Stored data
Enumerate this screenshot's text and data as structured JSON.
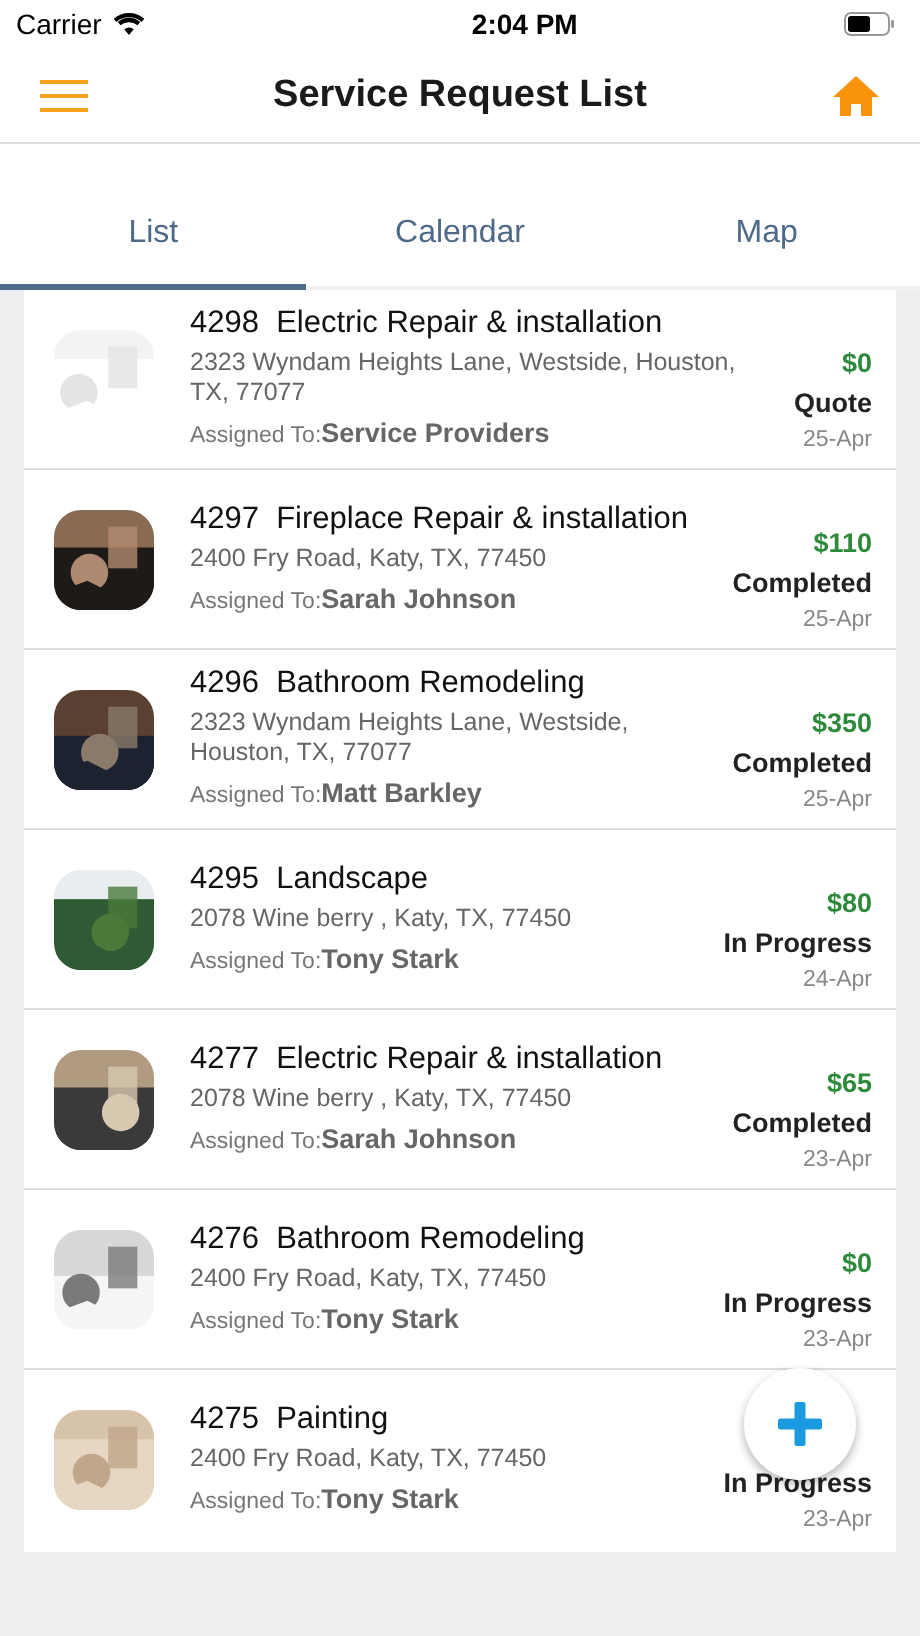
{
  "status_bar": {
    "carrier": "Carrier",
    "time": "2:04 PM"
  },
  "nav": {
    "title": "Service Request List"
  },
  "tabs": [
    {
      "label": "List",
      "selected": true
    },
    {
      "label": "Calendar",
      "selected": false
    },
    {
      "label": "Map",
      "selected": false
    }
  ],
  "requests": [
    {
      "number": "4298",
      "service": "Electric Repair & installation",
      "address": "2323 Wyndam Heights Lane, Westside, Houston, TX, 77077",
      "assigned_label": "Assigned To:",
      "assignee": "Service Providers",
      "price": "$0",
      "status": "Quote",
      "date": "25-Apr"
    },
    {
      "number": "4297",
      "service": "Fireplace Repair & installation",
      "address": "2400 Fry Road, Katy, TX, 77450",
      "assigned_label": "Assigned To:",
      "assignee": "Sarah Johnson",
      "price": "$110",
      "status": "Completed",
      "date": "25-Apr"
    },
    {
      "number": "4296",
      "service": "Bathroom Remodeling",
      "address": "2323 Wyndam Heights Lane, Westside, Houston, TX, 77077",
      "assigned_label": "Assigned To:",
      "assignee": "Matt Barkley",
      "price": "$350",
      "status": "Completed",
      "date": "25-Apr"
    },
    {
      "number": "4295",
      "service": "Landscape",
      "address": "2078 Wine berry , Katy, TX, 77450",
      "assigned_label": "Assigned To:",
      "assignee": "Tony Stark",
      "price": "$80",
      "status": "In Progress",
      "date": "24-Apr"
    },
    {
      "number": "4277",
      "service": "Electric Repair & installation",
      "address": "2078 Wine berry , Katy, TX, 77450",
      "assigned_label": "Assigned To:",
      "assignee": "Sarah Johnson",
      "price": "$65",
      "status": "Completed",
      "date": "23-Apr"
    },
    {
      "number": "4276",
      "service": "Bathroom Remodeling",
      "address": "2400 Fry Road, Katy, TX, 77450",
      "assigned_label": "Assigned To:",
      "assignee": "Tony Stark",
      "price": "$0",
      "status": "In Progress",
      "date": "23-Apr"
    },
    {
      "number": "4275",
      "service": "Painting",
      "address": "2400 Fry Road, Katy, TX, 77450",
      "assigned_label": "Assigned To:",
      "assignee": "Tony Stark",
      "status": "In Progress",
      "date": "23-Apr"
    }
  ]
}
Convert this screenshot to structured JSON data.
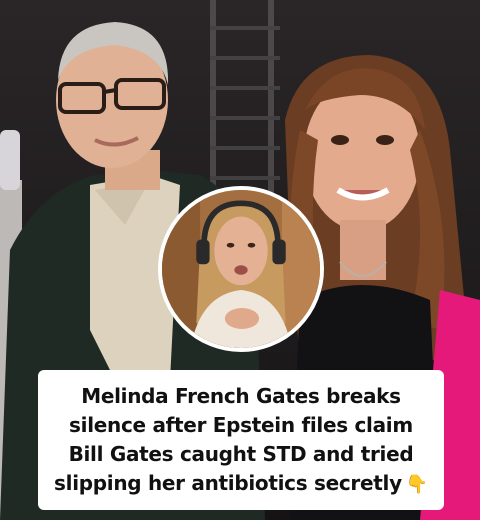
{
  "caption": {
    "lines": [
      "Melinda French Gates breaks",
      "silence after Epstein files claim",
      "Bill Gates caught STD and tried",
      "slipping her antibiotics secretly"
    ],
    "emoji": "👇"
  },
  "icons": {
    "pointer": "pointing-down-hand-icon"
  },
  "colors": {
    "caption_background": "#ffffff",
    "caption_text": "#111111",
    "inset_border": "#ffffff",
    "pink_jacket": "#e5197a"
  }
}
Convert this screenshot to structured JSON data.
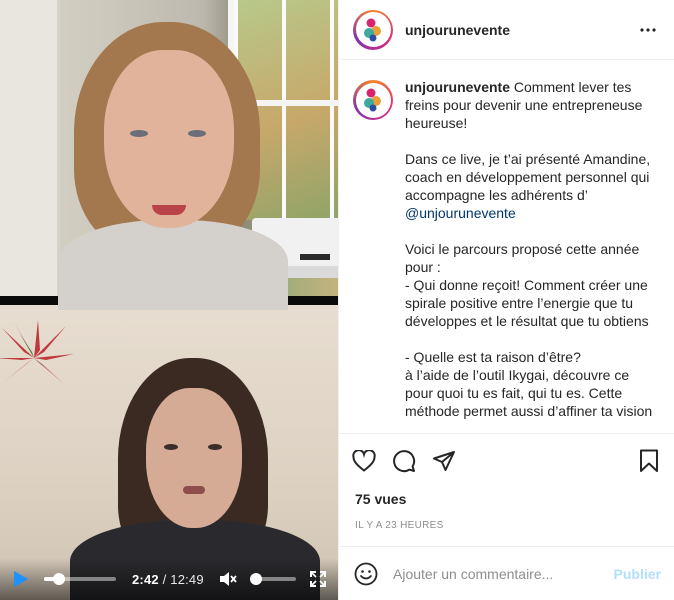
{
  "post": {
    "username": "unjourunevente",
    "caption": {
      "intro": "Comment lever tes freins pour devenir une entrepreneuse heureuse!",
      "para2": "Dans ce live, je t’ai présenté Amandine, coach en développement personnel qui accompagne les adhérents d’",
      "mention": "@unjourunevente",
      "para3_line1": "Voici le parcours proposé cette année pour :",
      "para3_line2": "- Qui donne reçoit! Comment créer une spirale positive entre l’energie que tu développes et le résultat que tu obtiens",
      "para4_line1": "- Quelle est ta raison d’être?",
      "para4_line2": "à l’aide de l’outil Ikygai, découvre ce pour quoi tu es fait, qui tu es. Cette méthode permet aussi d’affiner ta vision"
    },
    "views": "75 vues",
    "posted_ago": "IL Y A 23 HEURES"
  },
  "video": {
    "current_time": "2:42",
    "separator": " / ",
    "duration": "12:49",
    "progress": 0.21,
    "volume": 0.1
  },
  "comment_box": {
    "placeholder": "Ajouter un commentaire...",
    "publish_label": "Publier"
  },
  "colors": {
    "link": "#00376b",
    "publish_disabled": "#b2dffc",
    "muted": "#8e8e8e"
  },
  "icons": [
    "play-icon",
    "mute-icon",
    "fullscreen-icon",
    "more-icon",
    "heart-icon",
    "comment-icon",
    "share-icon",
    "bookmark-icon",
    "emoji-icon"
  ]
}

## EXERCISE AIM
All of the material above should be reproduced exactly, except the pictures.

## COMPLETE OUTPUT
Enumerate this screenshot's text and data as structured JSON.
{
  "status_bar": {
    "carrier": "Carrier",
    "time": "2:04 PM"
  },
  "nav": {
    "title": "Service Request List"
  },
  "tabs": [
    {
      "label": "List",
      "selected": true
    },
    {
      "label": "Calendar",
      "selected": false
    },
    {
      "label": "Map",
      "selected": false
    }
  ],
  "requests": [
    {
      "number": "4298",
      "service": "Electric Repair & installation",
      "address": "2323 Wyndam Heights Lane, Westside, Houston, TX, 77077",
      "assigned_label": "Assigned To:",
      "assignee": "Service Providers",
      "price": "$0",
      "status": "Quote",
      "date": "25-Apr"
    },
    {
      "number": "4297",
      "service": "Fireplace Repair & installation",
      "address": "2400 Fry Road, Katy, TX, 77450",
      "assigned_label": "Assigned To:",
      "assignee": "Sarah Johnson",
      "price": "$110",
      "status": "Completed",
      "date": "25-Apr"
    },
    {
      "number": "4296",
      "service": "Bathroom Remodeling",
      "address": "2323 Wyndam Heights Lane, Westside, Houston, TX, 77077",
      "assigned_label": "Assigned To:",
      "assignee": "Matt Barkley",
      "price": "$350",
      "status": "Completed",
      "date": "25-Apr"
    },
    {
      "number": "4295",
      "service": "Landscape",
      "address": "2078 Wine berry , Katy, TX, 77450",
      "assigned_label": "Assigned To:",
      "assignee": "Tony Stark",
      "price": "$80",
      "status": "In Progress",
      "date": "24-Apr"
    },
    {
      "number": "4277",
      "service": "Electric Repair & installation",
      "address": "2078 Wine berry , Katy, TX, 77450",
      "assigned_label": "Assigned To:",
      "assignee": "Sarah Johnson",
      "price": "$65",
      "status": "Completed",
      "date": "23-Apr"
    },
    {
      "number": "4276",
      "service": "Bathroom Remodeling",
      "address": "2400 Fry Road, Katy, TX, 77450",
      "assigned_label": "Assigned To:",
      "assignee": "Tony Stark",
      "price": "$0",
      "status": "In Progress",
      "date": "23-Apr"
    },
    {
      "number": "4275",
      "service": "Painting",
      "address": "2400 Fry Road, Katy, TX, 77450",
      "assigned_label": "Assigned To:",
      "assignee": "Tony Stark",
      "status": "In Progress",
      "date": "23-Apr"
    }
  ]
}
Convert this screenshot to structured JSON data.
{
  "caption": {
    "lines": [
      "Melinda French Gates breaks",
      "silence after Epstein files claim",
      "Bill Gates caught STD and tried",
      "slipping her antibiotics secretly"
    ],
    "emoji": "👇"
  },
  "icons": {
    "pointer": "pointing-down-hand-icon"
  },
  "colors": {
    "caption_background": "#ffffff",
    "caption_text": "#111111",
    "inset_border": "#ffffff",
    "pink_jacket": "#e5197a"
  }
}
Convert this screenshot to structured JSON data.
{
  "post": {
    "username": "unjourunevente",
    "caption": {
      "intro": "Comment lever tes freins pour devenir une entrepreneuse heureuse!",
      "para2": "Dans ce live, je t’ai présenté Amandine, coach en développement personnel qui accompagne les adhérents d’",
      "mention": "@unjourunevente",
      "para3_line1": "Voici le parcours proposé cette année pour :",
      "para3_line2": "- Qui donne reçoit! Comment créer une spirale positive entre l’energie que tu développes et le résultat que tu obtiens",
      "para4_line1": "- Quelle est ta raison d’être?",
      "para4_line2": "à l’aide de l’outil Ikygai, découvre ce pour quoi tu es fait, qui tu es. Cette méthode permet aussi d’affiner ta vision"
    },
    "views": "75 vues",
    "posted_ago": "IL Y A 23 HEURES"
  },
  "video": {
    "current_time": "2:42",
    "separator": " / ",
    "duration": "12:49",
    "progress": 0.21,
    "volume": 0.1
  },
  "comment_box": {
    "placeholder": "Ajouter un commentaire...",
    "publish_label": "Publier"
  },
  "colors": {
    "link": "#00376b",
    "publish_disabled": "#b2dffc",
    "muted": "#8e8e8e"
  },
  "icons": [
    "play-icon",
    "mute-icon",
    "fullscreen-icon",
    "more-icon",
    "heart-icon",
    "comment-icon",
    "share-icon",
    "bookmark-icon",
    "emoji-icon"
  ]
}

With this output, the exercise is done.